• **What to do**
Filter the records below and copy every line containing the word "that".

• **Supplied data**
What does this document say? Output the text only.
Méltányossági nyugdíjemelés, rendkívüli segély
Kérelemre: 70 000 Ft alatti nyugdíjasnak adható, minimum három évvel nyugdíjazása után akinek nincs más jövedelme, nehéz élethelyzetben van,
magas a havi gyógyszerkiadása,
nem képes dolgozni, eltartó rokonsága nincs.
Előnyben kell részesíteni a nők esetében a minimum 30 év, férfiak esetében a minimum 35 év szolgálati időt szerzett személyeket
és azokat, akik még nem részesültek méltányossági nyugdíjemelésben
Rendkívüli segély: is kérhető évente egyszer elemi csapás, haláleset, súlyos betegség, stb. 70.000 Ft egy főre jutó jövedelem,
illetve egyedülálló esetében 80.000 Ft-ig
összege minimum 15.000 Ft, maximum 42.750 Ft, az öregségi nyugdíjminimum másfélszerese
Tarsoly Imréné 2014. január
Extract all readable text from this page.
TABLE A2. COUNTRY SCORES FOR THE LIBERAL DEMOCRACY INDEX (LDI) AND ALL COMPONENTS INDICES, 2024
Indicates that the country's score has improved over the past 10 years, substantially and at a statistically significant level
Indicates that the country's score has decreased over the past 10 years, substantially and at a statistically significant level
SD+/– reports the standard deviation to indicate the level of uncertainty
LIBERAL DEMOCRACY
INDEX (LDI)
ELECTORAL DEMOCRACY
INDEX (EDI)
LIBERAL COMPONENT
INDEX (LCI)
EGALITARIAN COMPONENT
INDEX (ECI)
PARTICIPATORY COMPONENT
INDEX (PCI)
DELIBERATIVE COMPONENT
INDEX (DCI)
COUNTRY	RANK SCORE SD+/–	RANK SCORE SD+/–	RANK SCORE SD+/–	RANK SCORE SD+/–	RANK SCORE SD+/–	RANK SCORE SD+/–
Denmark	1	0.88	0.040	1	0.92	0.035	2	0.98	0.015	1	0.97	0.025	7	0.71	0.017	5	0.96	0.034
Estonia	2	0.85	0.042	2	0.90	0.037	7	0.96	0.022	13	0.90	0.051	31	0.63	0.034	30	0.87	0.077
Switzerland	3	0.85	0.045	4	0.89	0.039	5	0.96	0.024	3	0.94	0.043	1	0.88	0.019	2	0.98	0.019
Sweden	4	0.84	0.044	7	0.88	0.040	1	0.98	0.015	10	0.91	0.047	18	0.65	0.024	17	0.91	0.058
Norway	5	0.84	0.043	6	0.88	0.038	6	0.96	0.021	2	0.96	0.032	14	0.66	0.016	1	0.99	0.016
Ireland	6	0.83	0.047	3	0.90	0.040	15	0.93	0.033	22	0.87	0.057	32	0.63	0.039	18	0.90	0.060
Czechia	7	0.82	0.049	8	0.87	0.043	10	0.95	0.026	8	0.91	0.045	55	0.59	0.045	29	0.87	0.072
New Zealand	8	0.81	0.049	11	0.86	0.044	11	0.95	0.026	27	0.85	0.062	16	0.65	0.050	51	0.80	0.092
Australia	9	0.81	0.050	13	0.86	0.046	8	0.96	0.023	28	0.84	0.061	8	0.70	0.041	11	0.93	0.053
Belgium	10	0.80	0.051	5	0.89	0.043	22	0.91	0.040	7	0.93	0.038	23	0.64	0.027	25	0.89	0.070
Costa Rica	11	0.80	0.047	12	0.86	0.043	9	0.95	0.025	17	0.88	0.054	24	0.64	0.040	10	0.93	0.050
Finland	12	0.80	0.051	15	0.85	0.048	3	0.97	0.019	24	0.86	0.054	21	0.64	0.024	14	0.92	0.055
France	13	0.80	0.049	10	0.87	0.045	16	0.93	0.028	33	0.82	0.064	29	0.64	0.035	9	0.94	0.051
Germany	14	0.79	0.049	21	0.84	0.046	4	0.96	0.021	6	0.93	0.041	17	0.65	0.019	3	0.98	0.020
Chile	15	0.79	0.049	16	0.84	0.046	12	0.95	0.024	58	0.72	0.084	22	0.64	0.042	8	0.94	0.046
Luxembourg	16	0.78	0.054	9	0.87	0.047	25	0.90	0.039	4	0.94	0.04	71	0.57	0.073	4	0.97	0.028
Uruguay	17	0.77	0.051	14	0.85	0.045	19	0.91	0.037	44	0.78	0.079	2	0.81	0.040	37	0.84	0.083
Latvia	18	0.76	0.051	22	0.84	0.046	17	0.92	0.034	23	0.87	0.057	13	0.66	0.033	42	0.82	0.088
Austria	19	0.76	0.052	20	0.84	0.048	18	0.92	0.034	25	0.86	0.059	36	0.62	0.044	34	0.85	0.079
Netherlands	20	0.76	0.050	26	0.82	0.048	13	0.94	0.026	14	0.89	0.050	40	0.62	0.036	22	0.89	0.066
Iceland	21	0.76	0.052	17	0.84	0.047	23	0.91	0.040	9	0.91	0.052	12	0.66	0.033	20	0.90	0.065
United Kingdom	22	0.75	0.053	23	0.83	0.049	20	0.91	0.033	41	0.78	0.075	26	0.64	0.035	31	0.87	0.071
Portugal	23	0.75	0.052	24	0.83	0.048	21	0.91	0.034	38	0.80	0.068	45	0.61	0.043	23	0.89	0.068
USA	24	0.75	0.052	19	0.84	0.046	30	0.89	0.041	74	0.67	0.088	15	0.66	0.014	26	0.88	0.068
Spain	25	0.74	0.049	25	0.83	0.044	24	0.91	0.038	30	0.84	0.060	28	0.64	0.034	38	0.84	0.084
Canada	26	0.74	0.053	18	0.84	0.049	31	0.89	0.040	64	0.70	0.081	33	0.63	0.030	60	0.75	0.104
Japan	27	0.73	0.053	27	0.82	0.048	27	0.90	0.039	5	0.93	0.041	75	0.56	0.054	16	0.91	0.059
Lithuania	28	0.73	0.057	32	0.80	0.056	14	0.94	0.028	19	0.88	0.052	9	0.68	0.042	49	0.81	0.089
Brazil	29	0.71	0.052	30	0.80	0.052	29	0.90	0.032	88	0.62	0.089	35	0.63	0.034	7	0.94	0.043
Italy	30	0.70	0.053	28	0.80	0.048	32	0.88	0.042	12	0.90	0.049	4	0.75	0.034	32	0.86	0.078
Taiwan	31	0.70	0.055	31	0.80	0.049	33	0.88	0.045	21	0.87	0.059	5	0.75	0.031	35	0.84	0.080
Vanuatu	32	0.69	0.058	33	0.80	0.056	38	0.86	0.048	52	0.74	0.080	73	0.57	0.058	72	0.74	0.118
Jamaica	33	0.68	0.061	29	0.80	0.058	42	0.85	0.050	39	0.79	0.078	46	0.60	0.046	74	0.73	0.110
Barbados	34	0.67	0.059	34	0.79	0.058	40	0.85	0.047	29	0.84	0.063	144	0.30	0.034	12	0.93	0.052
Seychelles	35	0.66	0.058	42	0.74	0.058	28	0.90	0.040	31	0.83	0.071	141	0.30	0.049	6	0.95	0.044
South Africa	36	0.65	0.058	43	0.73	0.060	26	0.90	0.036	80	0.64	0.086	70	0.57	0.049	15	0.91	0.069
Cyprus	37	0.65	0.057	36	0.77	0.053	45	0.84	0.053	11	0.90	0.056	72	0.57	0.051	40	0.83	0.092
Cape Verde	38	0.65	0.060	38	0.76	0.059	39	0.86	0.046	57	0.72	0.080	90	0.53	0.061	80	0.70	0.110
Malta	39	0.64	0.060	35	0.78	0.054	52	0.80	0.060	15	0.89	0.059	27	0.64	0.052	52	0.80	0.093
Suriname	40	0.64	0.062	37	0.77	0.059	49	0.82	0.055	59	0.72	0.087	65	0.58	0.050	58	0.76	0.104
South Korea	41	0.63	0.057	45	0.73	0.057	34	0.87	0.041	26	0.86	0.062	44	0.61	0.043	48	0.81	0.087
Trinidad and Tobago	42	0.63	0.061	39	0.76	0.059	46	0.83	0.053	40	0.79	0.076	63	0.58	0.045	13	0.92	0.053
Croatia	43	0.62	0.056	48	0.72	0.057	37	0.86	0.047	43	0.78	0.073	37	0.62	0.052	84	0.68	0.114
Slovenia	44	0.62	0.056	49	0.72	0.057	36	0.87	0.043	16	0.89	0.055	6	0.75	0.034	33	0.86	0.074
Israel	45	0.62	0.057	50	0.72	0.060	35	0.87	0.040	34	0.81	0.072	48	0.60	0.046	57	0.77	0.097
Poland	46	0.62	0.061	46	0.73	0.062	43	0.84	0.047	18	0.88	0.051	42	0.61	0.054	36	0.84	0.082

...

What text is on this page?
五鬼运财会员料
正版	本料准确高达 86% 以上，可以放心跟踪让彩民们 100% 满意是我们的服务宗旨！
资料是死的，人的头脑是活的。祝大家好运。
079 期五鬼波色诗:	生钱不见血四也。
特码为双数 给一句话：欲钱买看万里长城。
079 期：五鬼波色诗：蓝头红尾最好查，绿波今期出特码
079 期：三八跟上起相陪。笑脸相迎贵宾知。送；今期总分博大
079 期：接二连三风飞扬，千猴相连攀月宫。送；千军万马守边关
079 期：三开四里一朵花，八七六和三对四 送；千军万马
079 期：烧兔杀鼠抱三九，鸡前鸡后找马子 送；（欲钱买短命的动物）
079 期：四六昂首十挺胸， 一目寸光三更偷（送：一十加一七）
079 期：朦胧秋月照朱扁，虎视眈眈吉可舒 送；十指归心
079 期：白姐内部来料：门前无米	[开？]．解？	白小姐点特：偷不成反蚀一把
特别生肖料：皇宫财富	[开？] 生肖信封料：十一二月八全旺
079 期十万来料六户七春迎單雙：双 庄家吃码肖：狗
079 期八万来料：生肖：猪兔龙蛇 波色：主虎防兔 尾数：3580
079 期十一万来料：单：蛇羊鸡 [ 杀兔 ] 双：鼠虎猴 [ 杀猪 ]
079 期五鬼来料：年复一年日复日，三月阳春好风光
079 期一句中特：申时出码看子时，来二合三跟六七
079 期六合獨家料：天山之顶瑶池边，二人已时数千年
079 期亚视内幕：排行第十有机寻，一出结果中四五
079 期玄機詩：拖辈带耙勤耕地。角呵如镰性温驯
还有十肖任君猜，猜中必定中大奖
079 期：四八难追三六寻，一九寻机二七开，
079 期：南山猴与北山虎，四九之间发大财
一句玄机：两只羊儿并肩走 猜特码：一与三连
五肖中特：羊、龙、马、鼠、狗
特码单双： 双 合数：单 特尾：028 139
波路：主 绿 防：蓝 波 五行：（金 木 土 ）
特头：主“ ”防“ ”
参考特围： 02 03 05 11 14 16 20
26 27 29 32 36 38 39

--

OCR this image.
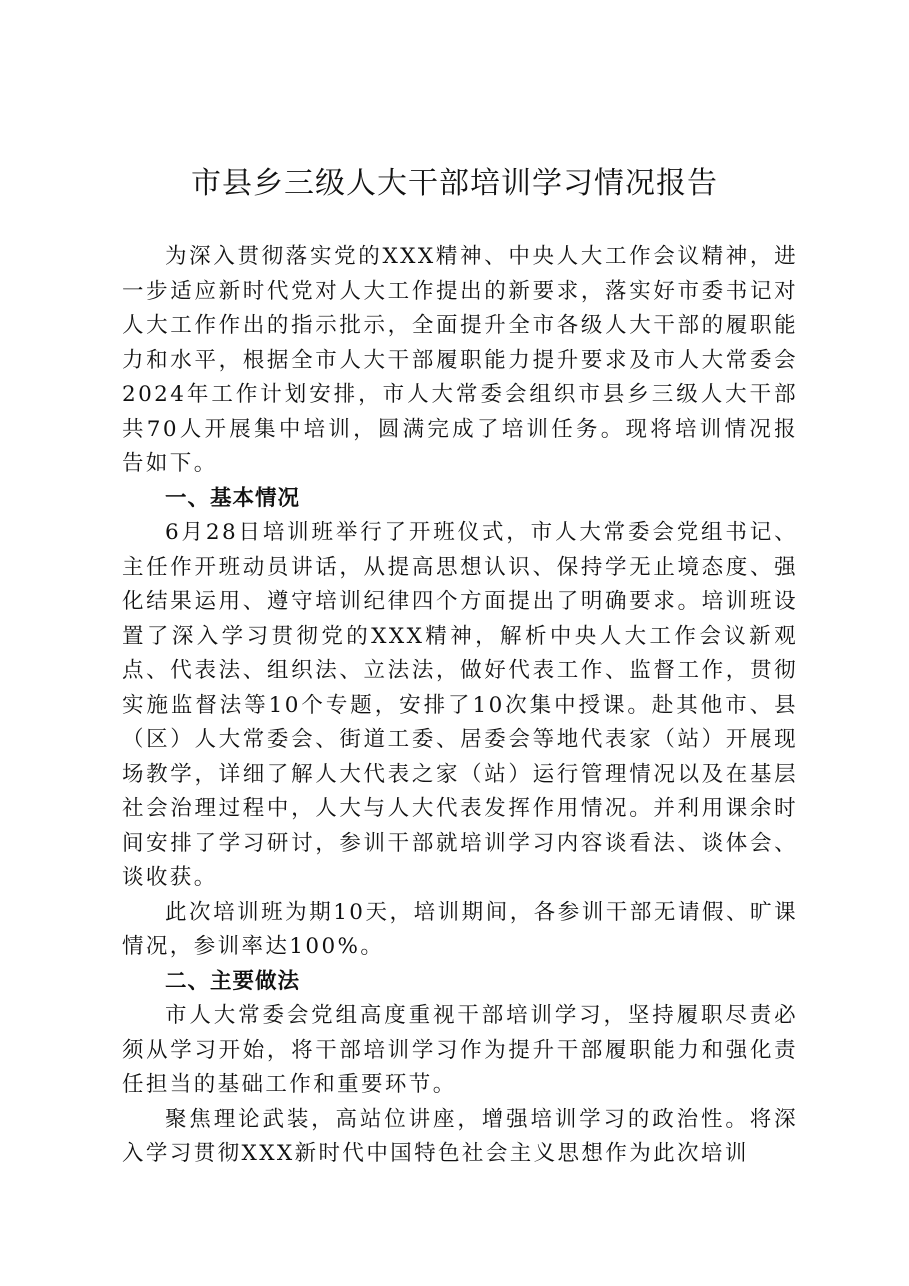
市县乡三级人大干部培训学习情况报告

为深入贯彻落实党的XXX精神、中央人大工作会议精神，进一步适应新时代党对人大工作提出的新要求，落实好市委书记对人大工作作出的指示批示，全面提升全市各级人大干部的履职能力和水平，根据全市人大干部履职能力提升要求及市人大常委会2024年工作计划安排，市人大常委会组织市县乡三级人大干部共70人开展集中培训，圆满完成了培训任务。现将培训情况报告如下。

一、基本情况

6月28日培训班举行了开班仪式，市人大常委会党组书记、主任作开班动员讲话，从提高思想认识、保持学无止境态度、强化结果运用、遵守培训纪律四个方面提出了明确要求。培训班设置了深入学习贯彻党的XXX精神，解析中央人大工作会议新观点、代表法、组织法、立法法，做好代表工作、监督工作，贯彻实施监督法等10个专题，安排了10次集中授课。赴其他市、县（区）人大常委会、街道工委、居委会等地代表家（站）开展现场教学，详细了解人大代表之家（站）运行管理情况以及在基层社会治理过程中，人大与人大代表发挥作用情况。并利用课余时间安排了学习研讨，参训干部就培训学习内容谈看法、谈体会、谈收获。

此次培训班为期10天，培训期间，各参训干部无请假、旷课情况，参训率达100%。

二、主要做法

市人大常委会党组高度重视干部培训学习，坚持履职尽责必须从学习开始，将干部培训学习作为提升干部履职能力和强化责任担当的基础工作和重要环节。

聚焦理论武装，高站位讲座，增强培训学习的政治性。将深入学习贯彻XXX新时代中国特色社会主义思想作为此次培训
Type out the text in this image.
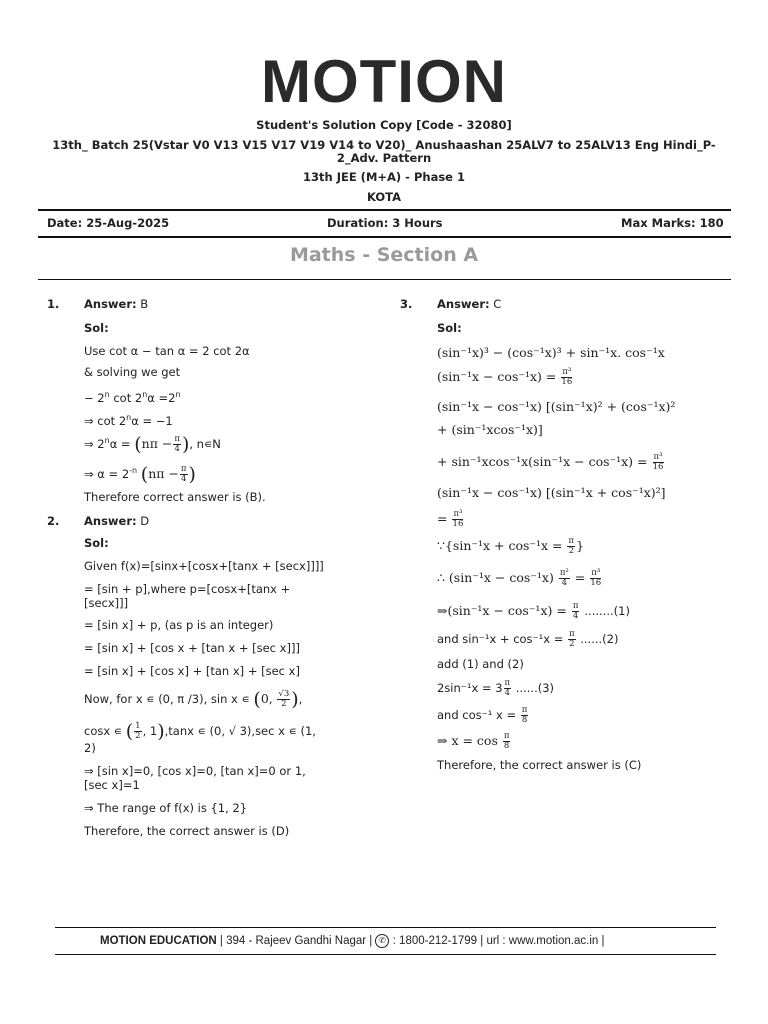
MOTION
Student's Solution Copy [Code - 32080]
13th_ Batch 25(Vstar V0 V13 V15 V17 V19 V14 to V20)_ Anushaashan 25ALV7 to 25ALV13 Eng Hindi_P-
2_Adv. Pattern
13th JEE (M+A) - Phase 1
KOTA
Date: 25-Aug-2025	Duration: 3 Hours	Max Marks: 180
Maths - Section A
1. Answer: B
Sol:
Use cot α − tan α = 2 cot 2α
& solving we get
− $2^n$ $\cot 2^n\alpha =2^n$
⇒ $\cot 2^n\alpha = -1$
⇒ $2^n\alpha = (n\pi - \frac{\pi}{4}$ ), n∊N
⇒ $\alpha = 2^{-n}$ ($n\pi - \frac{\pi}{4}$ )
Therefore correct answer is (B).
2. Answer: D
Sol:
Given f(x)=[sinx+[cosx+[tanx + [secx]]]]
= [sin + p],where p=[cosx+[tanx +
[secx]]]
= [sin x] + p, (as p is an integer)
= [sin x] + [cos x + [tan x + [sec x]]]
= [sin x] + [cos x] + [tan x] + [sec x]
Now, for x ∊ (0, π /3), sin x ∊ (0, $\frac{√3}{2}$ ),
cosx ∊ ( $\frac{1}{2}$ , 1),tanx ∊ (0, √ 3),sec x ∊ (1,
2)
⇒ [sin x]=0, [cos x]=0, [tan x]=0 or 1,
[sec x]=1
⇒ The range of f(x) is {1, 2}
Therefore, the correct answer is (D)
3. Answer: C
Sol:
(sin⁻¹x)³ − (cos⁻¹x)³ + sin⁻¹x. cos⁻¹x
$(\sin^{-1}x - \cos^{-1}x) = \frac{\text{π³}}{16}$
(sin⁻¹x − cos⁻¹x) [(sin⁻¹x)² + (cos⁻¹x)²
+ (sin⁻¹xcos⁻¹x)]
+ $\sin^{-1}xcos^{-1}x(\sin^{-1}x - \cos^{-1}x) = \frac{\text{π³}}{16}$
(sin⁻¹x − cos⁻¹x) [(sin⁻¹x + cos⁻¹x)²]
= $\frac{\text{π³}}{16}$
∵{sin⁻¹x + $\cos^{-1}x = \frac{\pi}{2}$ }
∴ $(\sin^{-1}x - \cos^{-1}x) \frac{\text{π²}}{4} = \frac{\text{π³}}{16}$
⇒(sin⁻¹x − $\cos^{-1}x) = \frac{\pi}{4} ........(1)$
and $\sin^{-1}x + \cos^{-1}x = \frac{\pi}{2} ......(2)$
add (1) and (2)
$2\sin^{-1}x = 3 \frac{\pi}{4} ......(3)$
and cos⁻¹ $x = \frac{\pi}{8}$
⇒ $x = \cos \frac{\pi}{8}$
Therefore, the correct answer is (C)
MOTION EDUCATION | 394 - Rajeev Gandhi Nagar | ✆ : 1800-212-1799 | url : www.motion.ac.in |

• **Exercise output**
Indicates that the country's score has improved over the past 10 years, substantially and at a statistically significant level
Indicates that the country's score has decreased over the past 10 years, substantially and at a statistically significant level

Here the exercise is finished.